### What is being asked
Transcribe the listing verbatim. Do not carry over any pictures.

### Dataset entries

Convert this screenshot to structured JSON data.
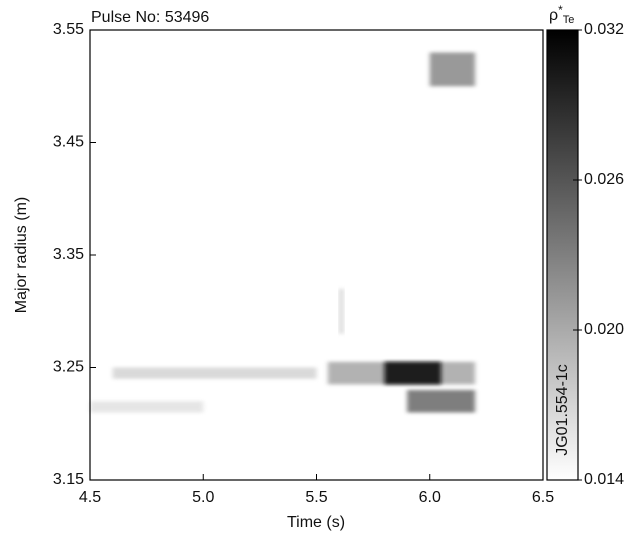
{
  "chart_data": {
    "type": "heatmap",
    "title": "Pulse No: 53496",
    "xlabel": "Time (s)",
    "ylabel": "Major radius (m)",
    "xlim": [
      4.5,
      6.5
    ],
    "xticks": [
      4.5,
      {
        "value": 5,
        "label": "5.0"
      },
      5.5,
      {
        "value": 6,
        "label": "6.0"
      },
      6.5
    ],
    "ylim": [
      3.15,
      3.55
    ],
    "yticks": [
      3.15,
      3.25,
      3.35,
      3.45,
      3.55
    ],
    "colorbar": {
      "label": {
        "base": "ρ",
        "sup": "*",
        "sub": "Te"
      },
      "lim": [
        0.014,
        0.032
      ],
      "ticks": [
        0.014,
        {
          "value": 0.02,
          "label": "0.020"
        },
        0.026,
        0.032
      ],
      "colors": [
        "#ffffff",
        "#000000"
      ],
      "note": "JG01.554-1c"
    },
    "regions": [
      {
        "x": [
          4.5,
          5.0
        ],
        "y": [
          3.21,
          3.22
        ],
        "value": 0.016
      },
      {
        "x": [
          4.6,
          5.5
        ],
        "y": [
          3.24,
          3.25
        ],
        "value": 0.017
      },
      {
        "x": [
          5.6,
          5.62
        ],
        "y": [
          3.28,
          3.32
        ],
        "value": 0.017
      },
      {
        "x": [
          5.55,
          6.2
        ],
        "y": [
          3.235,
          3.255
        ],
        "value": 0.02
      },
      {
        "x": [
          5.9,
          6.2
        ],
        "y": [
          3.21,
          3.23
        ],
        "value": 0.024
      },
      {
        "x": [
          6.0,
          6.2
        ],
        "y": [
          3.5,
          3.53
        ],
        "value": 0.022
      },
      {
        "x": [
          5.8,
          6.05
        ],
        "y": [
          3.235,
          3.255
        ],
        "value": 0.031
      }
    ]
  }
}
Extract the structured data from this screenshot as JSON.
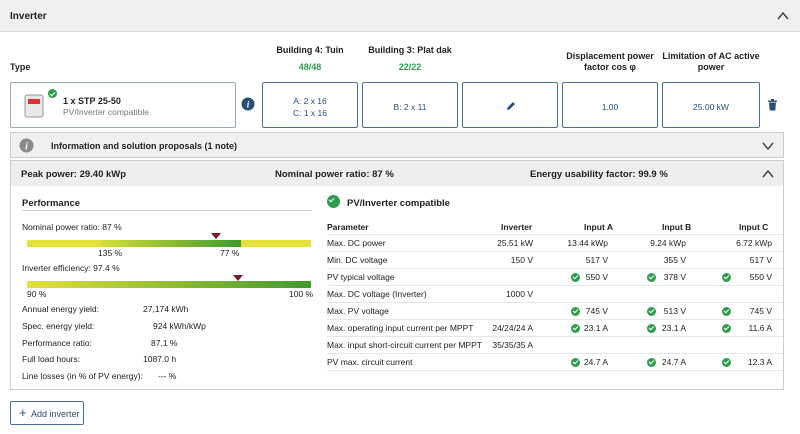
{
  "header": {
    "title": "Inverter"
  },
  "columns": {
    "type": "Type",
    "building4": {
      "name": "Building 4: Tuin",
      "count": "48/48"
    },
    "building3": {
      "name": "Building 3: Plat dak",
      "count": "22/22"
    },
    "displacement": "Displacement power factor cos φ",
    "limitation": "Limitation of AC active power"
  },
  "inverter": {
    "name": "1 x STP 25-50",
    "status": "PV/Inverter compatible",
    "b4_line1": "A: 2 x 16",
    "b4_line2": "C: 1 x 16",
    "b3_line1": "B: 2 x 11",
    "cos_phi": "1.00",
    "ac_limit": "25.00 kW"
  },
  "info_bar": {
    "label": "Information and solution proposals (1 note)"
  },
  "summary": {
    "peak_power": "Peak power: 29.40 kWp",
    "nominal_ratio": "Nominal power ratio: 87 %",
    "energy_factor": "Energy usability factor: 99.9 %"
  },
  "performance": {
    "title": "Performance",
    "nominal_label": "Nominal power ratio: 87 %",
    "nominal_left": "135 %",
    "nominal_right": "77 %",
    "nominal_value_pct": 87,
    "efficiency_label": "Inverter efficiency: 97.4 %",
    "efficiency_left": "90 %",
    "efficiency_right": "100 %",
    "efficiency_value_pct": 97.4,
    "rows": [
      {
        "label": "Annual energy yield:",
        "value": "27,174 kWh"
      },
      {
        "label": "Spec. energy yield:",
        "value": "924 kWh/kWp"
      },
      {
        "label": "Performance ratio:",
        "value": "87.1 %"
      },
      {
        "label": "Full load hours:",
        "value": "1087.0 h"
      },
      {
        "label": "Line losses (in % of PV energy):",
        "value": "--- %"
      }
    ]
  },
  "compat": {
    "title": "PV/Inverter compatible",
    "headers": [
      "Parameter",
      "Inverter",
      "Input A",
      "Input B",
      "Input C"
    ],
    "rows": [
      {
        "p": "Max. DC power",
        "inv": "25.51 kW",
        "a": "13.44 kWp",
        "b": "9.24 kWp",
        "c": "6.72 kWp",
        "ok": false
      },
      {
        "p": "Min. DC voltage",
        "inv": "150 V",
        "a": "517 V",
        "b": "355 V",
        "c": "517 V",
        "ok": false
      },
      {
        "p": "PV typical voltage",
        "inv": "",
        "a": "550 V",
        "b": "378 V",
        "c": "550 V",
        "ok": true
      },
      {
        "p": "Max. DC voltage (Inverter)",
        "inv": "1000 V",
        "a": "",
        "b": "",
        "c": "",
        "ok": false
      },
      {
        "p": "Max. PV voltage",
        "inv": "",
        "a": "745 V",
        "b": "513 V",
        "c": "745 V",
        "ok": true
      },
      {
        "p": "Max. operating input current per MPPT",
        "inv": "24/24/24 A",
        "a": "23.1 A",
        "b": "23.1 A",
        "c": "11.6 A",
        "ok": true
      },
      {
        "p": "Max. input short-circuit current per MPPT",
        "inv": "35/35/35 A",
        "a": "",
        "b": "",
        "c": "",
        "ok": false
      },
      {
        "p": "PV max. circuit current",
        "inv": "",
        "a": "24.7 A",
        "b": "24.7 A",
        "c": "12.3 A",
        "ok": true
      }
    ]
  },
  "add_button": {
    "label": "Add inverter"
  }
}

### Solved exercise
Convert this screenshot to structured JSON data.
{
  "chart_data": {
    "type": "heatmap",
    "title": "Pulse No: 53496",
    "xlabel": "Time (s)",
    "ylabel": "Major radius (m)",
    "xlim": [
      4.5,
      6.5
    ],
    "xticks": [
      4.5,
      {
        "value": 5,
        "label": "5.0"
      },
      5.5,
      {
        "value": 6,
        "label": "6.0"
      },
      6.5
    ],
    "ylim": [
      3.15,
      3.55
    ],
    "yticks": [
      3.15,
      3.25,
      3.35,
      3.45,
      3.55
    ],
    "colorbar": {
      "label": {
        "base": "ρ",
        "sup": "*",
        "sub": "Te"
      },
      "lim": [
        0.014,
        0.032
      ],
      "ticks": [
        0.014,
        {
          "value": 0.02,
          "label": "0.020"
        },
        0.026,
        0.032
      ],
      "colors": [
        "#ffffff",
        "#000000"
      ],
      "note": "JG01.554-1c"
    },
    "regions": [
      {
        "x": [
          4.5,
          5.0
        ],
        "y": [
          3.21,
          3.22
        ],
        "value": 0.016
      },
      {
        "x": [
          4.6,
          5.5
        ],
        "y": [
          3.24,
          3.25
        ],
        "value": 0.017
      },
      {
        "x": [
          5.6,
          5.62
        ],
        "y": [
          3.28,
          3.32
        ],
        "value": 0.017
      },
      {
        "x": [
          5.55,
          6.2
        ],
        "y": [
          3.235,
          3.255
        ],
        "value": 0.02
      },
      {
        "x": [
          5.9,
          6.2
        ],
        "y": [
          3.21,
          3.23
        ],
        "value": 0.024
      },
      {
        "x": [
          6.0,
          6.2
        ],
        "y": [
          3.5,
          3.53
        ],
        "value": 0.022
      },
      {
        "x": [
          5.8,
          6.05
        ],
        "y": [
          3.235,
          3.255
        ],
        "value": 0.031
      }
    ]
  }
}
Extract the structured data from this screenshot as JSON.
{
  "header": {
    "title": "Inverter"
  },
  "columns": {
    "type": "Type",
    "building4": {
      "name": "Building 4: Tuin",
      "count": "48/48"
    },
    "building3": {
      "name": "Building 3: Plat dak",
      "count": "22/22"
    },
    "displacement": "Displacement power factor cos φ",
    "limitation": "Limitation of AC active power"
  },
  "inverter": {
    "name": "1 x STP 25-50",
    "status": "PV/Inverter compatible",
    "b4_line1": "A: 2 x 16",
    "b4_line2": "C: 1 x 16",
    "b3_line1": "B: 2 x 11",
    "cos_phi": "1.00",
    "ac_limit": "25.00 kW"
  },
  "info_bar": {
    "label": "Information and solution proposals (1 note)"
  },
  "summary": {
    "peak_power": "Peak power: 29.40 kWp",
    "nominal_ratio": "Nominal power ratio: 87 %",
    "energy_factor": "Energy usability factor: 99.9 %"
  },
  "performance": {
    "title": "Performance",
    "nominal_label": "Nominal power ratio: 87 %",
    "nominal_left": "135 %",
    "nominal_right": "77 %",
    "nominal_value_pct": 87,
    "efficiency_label": "Inverter efficiency: 97.4 %",
    "efficiency_left": "90 %",
    "efficiency_right": "100 %",
    "efficiency_value_pct": 97.4,
    "rows": [
      {
        "label": "Annual energy yield:",
        "value": "27,174 kWh"
      },
      {
        "label": "Spec. energy yield:",
        "value": "924 kWh/kWp"
      },
      {
        "label": "Performance ratio:",
        "value": "87.1 %"
      },
      {
        "label": "Full load hours:",
        "value": "1087.0 h"
      },
      {
        "label": "Line losses (in % of PV energy):",
        "value": "--- %"
      }
    ]
  },
  "compat": {
    "title": "PV/Inverter compatible",
    "headers": [
      "Parameter",
      "Inverter",
      "Input A",
      "Input B",
      "Input C"
    ],
    "rows": [
      {
        "p": "Max. DC power",
        "inv": "25.51 kW",
        "a": "13.44 kWp",
        "b": "9.24 kWp",
        "c": "6.72 kWp",
        "ok": false
      },
      {
        "p": "Min. DC voltage",
        "inv": "150 V",
        "a": "517 V",
        "b": "355 V",
        "c": "517 V",
        "ok": false
      },
      {
        "p": "PV typical voltage",
        "inv": "",
        "a": "550 V",
        "b": "378 V",
        "c": "550 V",
        "ok": true
      },
      {
        "p": "Max. DC voltage (Inverter)",
        "inv": "1000 V",
        "a": "",
        "b": "",
        "c": "",
        "ok": false
      },
      {
        "p": "Max. PV voltage",
        "inv": "",
        "a": "745 V",
        "b": "513 V",
        "c": "745 V",
        "ok": true
      },
      {
        "p": "Max. operating input current per MPPT",
        "inv": "24/24/24 A",
        "a": "23.1 A",
        "b": "23.1 A",
        "c": "11.6 A",
        "ok": true
      },
      {
        "p": "Max. input short-circuit current per MPPT",
        "inv": "35/35/35 A",
        "a": "",
        "b": "",
        "c": "",
        "ok": false
      },
      {
        "p": "PV max. circuit current",
        "inv": "",
        "a": "24.7 A",
        "b": "24.7 A",
        "c": "12.3 A",
        "ok": true
      }
    ]
  },
  "add_button": {
    "label": "Add inverter"
  }
}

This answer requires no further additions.